• Task directions: Collect all the lines that mention the word "suffix".

::::

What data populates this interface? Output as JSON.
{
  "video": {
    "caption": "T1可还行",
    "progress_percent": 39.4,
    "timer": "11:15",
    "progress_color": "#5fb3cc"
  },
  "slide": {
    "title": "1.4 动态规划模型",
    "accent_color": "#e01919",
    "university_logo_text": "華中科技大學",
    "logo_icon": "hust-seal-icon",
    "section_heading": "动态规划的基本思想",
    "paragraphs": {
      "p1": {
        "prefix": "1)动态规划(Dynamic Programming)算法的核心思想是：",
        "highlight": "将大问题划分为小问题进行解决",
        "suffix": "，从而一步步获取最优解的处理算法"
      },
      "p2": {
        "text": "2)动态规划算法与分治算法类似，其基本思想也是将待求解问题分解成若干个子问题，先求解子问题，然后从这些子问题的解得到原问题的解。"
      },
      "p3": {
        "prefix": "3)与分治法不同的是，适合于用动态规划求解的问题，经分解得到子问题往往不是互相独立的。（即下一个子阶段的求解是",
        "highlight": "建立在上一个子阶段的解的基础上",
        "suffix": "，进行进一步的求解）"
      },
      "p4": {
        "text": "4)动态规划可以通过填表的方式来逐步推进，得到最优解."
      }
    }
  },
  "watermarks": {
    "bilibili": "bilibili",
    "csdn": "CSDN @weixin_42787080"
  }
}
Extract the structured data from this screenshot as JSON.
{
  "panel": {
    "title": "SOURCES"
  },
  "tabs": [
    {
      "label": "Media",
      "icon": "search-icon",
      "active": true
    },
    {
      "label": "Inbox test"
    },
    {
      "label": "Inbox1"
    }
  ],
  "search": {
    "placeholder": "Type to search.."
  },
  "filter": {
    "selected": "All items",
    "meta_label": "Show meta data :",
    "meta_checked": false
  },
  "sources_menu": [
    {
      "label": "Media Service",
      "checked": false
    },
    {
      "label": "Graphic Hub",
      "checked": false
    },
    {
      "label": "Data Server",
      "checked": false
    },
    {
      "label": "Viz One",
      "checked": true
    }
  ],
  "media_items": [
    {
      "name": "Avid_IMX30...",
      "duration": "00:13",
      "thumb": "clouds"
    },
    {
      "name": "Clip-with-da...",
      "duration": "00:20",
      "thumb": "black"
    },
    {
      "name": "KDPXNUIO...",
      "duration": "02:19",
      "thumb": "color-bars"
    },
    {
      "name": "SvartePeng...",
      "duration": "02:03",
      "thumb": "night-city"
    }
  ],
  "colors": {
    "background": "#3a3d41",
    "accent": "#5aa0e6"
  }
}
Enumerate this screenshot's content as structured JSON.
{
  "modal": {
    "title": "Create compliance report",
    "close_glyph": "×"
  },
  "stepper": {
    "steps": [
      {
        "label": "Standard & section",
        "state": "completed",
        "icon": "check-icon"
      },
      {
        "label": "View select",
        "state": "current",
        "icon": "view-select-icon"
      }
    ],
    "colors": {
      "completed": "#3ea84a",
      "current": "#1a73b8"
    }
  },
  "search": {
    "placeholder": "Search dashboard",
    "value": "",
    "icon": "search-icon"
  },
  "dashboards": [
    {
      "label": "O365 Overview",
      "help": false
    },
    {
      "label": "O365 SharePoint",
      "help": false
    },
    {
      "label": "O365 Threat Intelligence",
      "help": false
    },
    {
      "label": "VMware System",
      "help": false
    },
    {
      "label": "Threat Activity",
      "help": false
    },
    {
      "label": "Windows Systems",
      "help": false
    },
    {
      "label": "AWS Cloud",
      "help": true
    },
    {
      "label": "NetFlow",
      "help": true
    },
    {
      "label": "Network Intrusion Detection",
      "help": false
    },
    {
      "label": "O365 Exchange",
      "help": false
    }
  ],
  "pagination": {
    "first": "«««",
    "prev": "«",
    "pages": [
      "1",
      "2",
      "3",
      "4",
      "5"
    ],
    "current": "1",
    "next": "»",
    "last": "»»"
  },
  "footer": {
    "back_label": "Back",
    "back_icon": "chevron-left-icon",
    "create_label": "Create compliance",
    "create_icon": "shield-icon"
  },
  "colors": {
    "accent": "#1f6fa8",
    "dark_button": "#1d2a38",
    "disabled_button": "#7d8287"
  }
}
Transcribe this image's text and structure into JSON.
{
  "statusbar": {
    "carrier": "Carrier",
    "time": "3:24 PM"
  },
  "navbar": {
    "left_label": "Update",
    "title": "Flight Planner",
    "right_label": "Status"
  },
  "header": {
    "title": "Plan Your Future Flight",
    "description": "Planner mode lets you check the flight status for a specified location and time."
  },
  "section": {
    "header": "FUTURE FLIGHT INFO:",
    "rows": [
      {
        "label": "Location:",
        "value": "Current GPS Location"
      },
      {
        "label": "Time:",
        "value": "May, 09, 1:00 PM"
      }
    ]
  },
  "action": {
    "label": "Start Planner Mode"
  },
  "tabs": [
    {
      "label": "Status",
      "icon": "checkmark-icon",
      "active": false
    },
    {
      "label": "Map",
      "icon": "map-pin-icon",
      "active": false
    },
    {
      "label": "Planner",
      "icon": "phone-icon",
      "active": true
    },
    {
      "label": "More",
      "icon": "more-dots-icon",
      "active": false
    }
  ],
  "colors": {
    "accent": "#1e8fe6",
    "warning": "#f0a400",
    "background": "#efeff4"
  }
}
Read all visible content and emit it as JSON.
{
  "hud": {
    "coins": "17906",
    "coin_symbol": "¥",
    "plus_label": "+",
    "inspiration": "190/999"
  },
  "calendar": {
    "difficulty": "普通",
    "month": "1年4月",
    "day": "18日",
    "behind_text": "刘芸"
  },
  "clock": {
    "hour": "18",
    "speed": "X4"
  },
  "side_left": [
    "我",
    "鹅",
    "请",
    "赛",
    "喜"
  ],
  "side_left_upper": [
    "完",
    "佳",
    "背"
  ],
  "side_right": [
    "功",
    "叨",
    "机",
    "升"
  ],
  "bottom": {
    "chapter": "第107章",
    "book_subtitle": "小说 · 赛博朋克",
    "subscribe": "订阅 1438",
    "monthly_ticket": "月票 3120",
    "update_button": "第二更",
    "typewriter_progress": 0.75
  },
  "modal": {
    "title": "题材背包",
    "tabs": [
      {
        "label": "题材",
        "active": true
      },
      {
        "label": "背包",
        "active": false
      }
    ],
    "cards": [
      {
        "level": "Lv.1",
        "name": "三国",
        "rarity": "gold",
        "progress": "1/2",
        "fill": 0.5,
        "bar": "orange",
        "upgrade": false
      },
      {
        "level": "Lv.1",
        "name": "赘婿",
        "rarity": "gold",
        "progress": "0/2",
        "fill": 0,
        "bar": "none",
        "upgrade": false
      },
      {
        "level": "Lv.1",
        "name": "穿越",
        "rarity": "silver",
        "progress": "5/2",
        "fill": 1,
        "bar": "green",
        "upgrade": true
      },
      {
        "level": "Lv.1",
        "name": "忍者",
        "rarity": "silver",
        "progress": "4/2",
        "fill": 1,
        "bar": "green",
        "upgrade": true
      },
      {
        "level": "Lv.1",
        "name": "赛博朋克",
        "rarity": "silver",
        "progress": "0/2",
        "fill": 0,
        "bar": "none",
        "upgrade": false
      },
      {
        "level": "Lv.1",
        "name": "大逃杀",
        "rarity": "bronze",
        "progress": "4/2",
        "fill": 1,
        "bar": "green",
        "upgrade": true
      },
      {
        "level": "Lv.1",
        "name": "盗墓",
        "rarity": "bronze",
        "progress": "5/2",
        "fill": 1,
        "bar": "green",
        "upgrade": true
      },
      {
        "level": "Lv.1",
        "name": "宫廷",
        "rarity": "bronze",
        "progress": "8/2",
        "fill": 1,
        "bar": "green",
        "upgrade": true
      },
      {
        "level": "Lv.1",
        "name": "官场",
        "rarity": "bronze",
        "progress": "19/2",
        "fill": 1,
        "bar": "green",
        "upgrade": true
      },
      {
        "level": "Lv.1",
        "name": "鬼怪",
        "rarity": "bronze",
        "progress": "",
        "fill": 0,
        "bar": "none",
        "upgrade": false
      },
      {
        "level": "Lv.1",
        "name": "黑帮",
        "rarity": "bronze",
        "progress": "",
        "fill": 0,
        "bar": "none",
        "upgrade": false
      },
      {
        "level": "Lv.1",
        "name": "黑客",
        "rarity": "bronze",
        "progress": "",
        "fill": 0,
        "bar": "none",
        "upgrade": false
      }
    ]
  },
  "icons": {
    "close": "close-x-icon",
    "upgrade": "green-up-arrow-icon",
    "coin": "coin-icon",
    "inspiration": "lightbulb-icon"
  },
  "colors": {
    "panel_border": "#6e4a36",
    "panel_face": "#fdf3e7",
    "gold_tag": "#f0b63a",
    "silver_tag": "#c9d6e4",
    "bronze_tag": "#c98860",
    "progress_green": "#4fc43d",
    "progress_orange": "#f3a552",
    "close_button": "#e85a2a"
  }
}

::::

• Full response:
        "suffix": "，从而一步步获取最优解的处理算法"
        "suffix": "，进行进一步的求解）"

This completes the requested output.